Go through the listing and copy each line with the string "Grey".

▶ _Input data_
-=-=-

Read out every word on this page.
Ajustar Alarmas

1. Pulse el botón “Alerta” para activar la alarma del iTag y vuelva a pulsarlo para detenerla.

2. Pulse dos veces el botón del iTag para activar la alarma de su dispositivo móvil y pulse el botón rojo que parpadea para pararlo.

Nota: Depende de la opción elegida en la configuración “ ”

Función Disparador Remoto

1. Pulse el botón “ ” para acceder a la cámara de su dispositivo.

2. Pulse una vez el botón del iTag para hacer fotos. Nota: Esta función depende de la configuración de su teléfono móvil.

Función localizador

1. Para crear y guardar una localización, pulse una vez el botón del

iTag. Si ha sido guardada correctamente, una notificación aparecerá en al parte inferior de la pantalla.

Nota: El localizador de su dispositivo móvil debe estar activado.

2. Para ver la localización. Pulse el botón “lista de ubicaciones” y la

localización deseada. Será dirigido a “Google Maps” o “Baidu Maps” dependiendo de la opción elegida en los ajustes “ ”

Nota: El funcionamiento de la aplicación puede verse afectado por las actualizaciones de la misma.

-=-=-

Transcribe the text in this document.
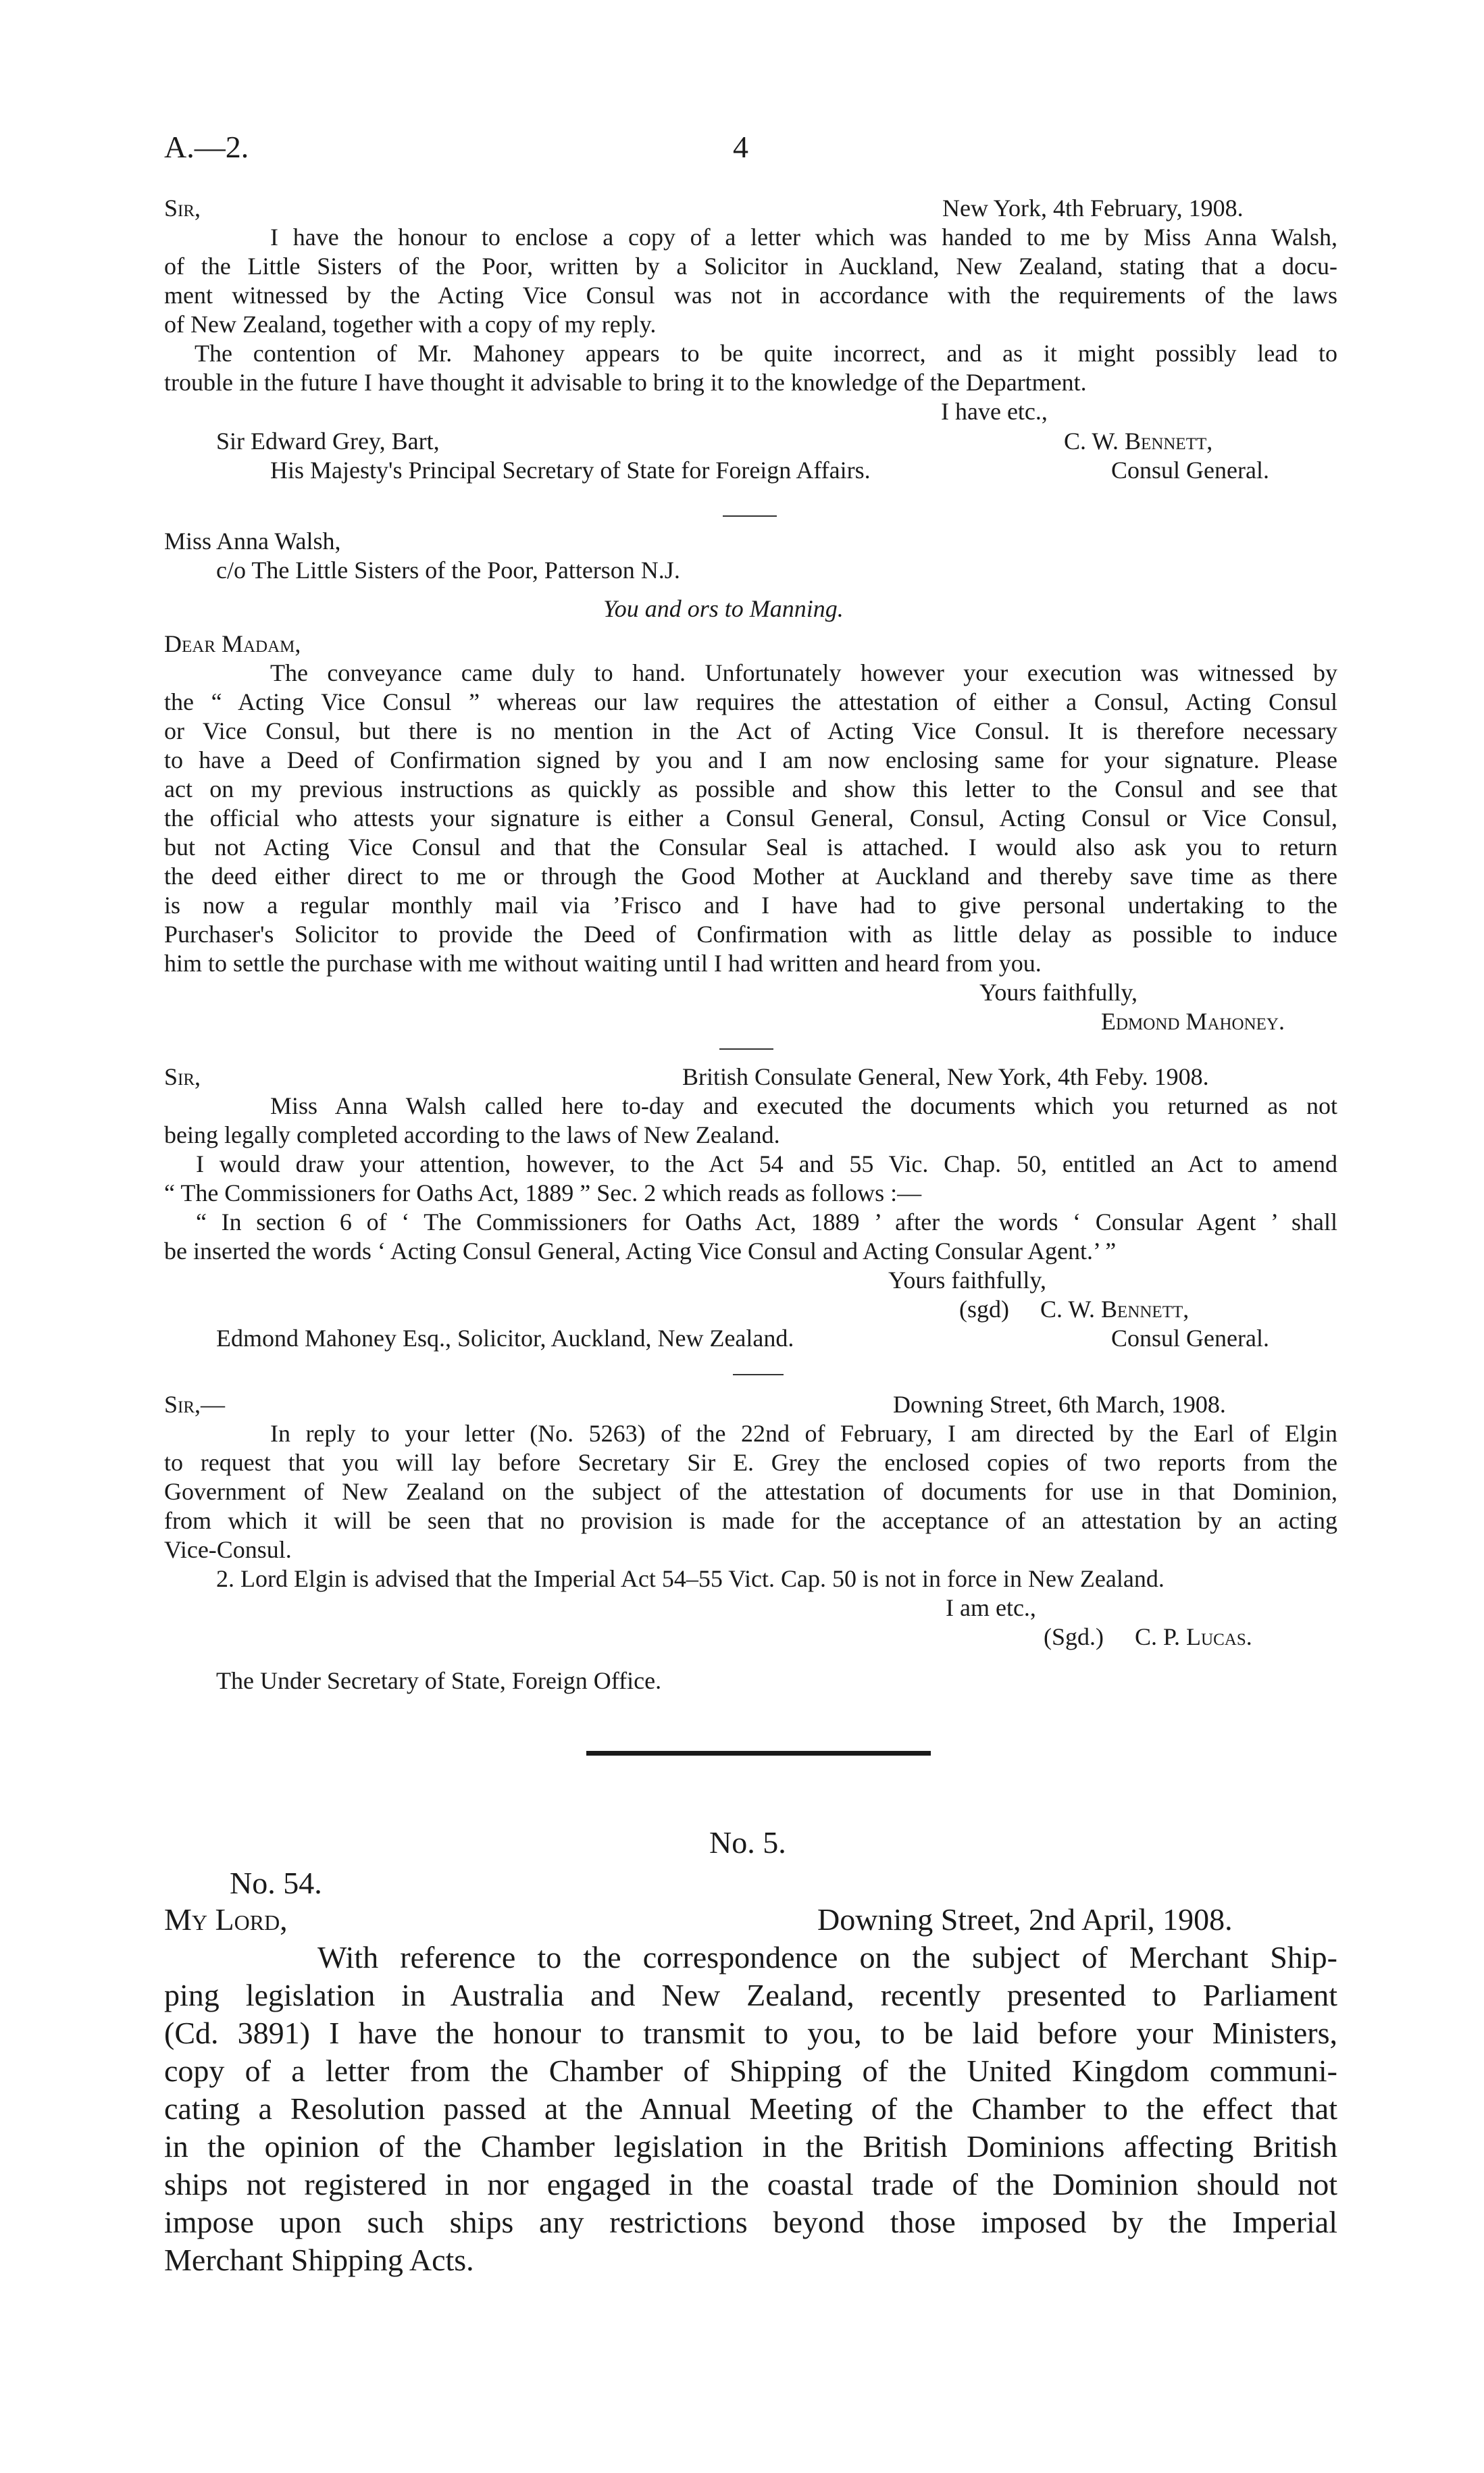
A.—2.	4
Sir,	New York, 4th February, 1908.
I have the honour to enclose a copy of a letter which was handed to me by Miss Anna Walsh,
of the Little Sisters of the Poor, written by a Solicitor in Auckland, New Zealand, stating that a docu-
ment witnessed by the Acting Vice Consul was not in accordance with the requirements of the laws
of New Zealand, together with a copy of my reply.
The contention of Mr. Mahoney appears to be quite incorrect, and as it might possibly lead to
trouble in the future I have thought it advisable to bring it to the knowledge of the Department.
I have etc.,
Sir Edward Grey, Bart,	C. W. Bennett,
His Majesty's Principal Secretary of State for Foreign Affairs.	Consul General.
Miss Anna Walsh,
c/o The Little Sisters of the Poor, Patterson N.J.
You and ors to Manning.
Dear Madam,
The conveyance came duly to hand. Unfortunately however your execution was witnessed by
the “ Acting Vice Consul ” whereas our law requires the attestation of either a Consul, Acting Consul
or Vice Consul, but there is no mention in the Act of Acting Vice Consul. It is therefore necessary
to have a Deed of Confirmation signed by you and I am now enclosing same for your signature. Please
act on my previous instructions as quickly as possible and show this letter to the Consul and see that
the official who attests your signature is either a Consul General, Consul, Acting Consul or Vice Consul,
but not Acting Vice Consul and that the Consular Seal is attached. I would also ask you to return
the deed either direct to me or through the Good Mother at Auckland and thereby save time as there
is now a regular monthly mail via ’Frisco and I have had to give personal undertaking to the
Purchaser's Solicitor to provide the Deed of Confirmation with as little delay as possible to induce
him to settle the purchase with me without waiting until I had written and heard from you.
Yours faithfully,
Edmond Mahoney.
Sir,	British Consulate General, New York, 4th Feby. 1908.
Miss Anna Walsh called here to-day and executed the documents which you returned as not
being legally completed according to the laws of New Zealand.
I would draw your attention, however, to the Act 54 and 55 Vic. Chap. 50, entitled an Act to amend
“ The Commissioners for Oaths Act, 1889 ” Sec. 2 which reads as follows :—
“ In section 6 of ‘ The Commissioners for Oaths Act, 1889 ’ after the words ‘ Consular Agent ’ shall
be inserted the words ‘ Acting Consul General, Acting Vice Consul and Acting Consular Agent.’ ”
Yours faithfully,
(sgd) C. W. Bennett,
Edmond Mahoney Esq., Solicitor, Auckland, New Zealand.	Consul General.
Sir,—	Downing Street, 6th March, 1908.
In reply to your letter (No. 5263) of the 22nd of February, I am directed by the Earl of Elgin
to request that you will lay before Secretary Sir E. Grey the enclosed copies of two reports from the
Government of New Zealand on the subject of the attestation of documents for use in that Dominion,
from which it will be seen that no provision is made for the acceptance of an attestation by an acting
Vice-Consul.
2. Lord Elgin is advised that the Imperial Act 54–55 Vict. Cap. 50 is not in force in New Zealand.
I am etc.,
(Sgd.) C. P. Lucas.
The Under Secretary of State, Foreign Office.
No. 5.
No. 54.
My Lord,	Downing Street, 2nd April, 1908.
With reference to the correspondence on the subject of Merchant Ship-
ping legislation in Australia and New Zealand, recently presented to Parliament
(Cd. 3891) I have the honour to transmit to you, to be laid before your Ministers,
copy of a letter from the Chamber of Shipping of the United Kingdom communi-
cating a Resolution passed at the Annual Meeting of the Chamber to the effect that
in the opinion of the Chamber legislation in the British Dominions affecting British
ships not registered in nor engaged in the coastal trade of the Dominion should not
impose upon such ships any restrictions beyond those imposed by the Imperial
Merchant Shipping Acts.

-=-=-

▶ _Task answer_
Sir Edward Grey, Bart,	C. W. Bennett,
to request that you will lay before Secretary Sir E. Grey the enclosed copies of two reports from the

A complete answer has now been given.